Your task:
Identify every line in the records below that contains the word "data", and reproduce each one.

━━━━━━━━━━━━━━━━━━━━

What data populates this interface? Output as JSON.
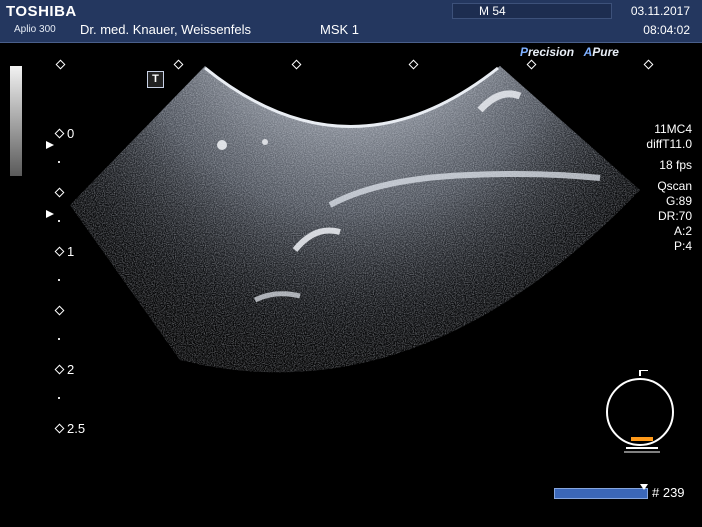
{
  "header": {
    "brand": "TOSHIBA",
    "model": "Aplio 300",
    "hospital": "Dr. med. Knauer, Weissenfels",
    "preset": "MSK 1",
    "mi": "M 54",
    "date": "03.11.2017",
    "time": "08:04:02"
  },
  "modes": {
    "precision_initial": "P",
    "precision_rest": "recision",
    "apure_initial": "A",
    "apure_rest": "Pure"
  },
  "image": {
    "badge": "T"
  },
  "depth_scale": {
    "labels": [
      "0",
      "1",
      "2",
      "2.5"
    ]
  },
  "params": {
    "probe": "11MC4",
    "freq": "diffT11.0",
    "fps": "18 fps",
    "scan": "Qscan",
    "gain": "G:89",
    "dr": "DR:70",
    "a": "A:2",
    "p": "P:4"
  },
  "cine": {
    "frame": "# 239"
  },
  "colors": {
    "header_bg": "#24375f",
    "accent": "#7fb0ff",
    "cine_bar": "#3b67b8",
    "probe_marker": "#ff9a1a"
  },
  "icons": [
    "grayscale-bar-icon",
    "focus-marker-icon",
    "probe-orientation-icon",
    "cine-cursor-icon"
  ]
}
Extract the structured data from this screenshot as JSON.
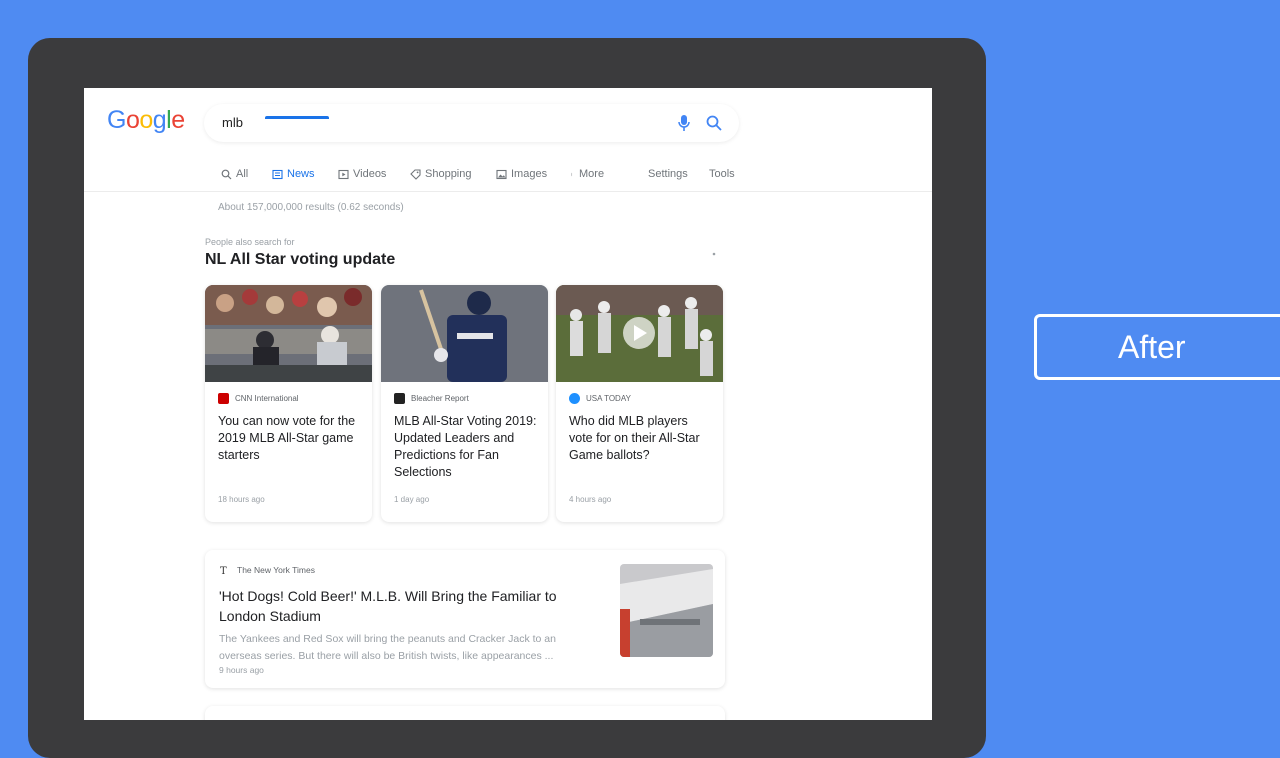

━━━━━━━━━━━━━━━━━━━━

Task answer:
What data populates this interface? Output as JSON.
Extract the structured data from this screenshot as JSON.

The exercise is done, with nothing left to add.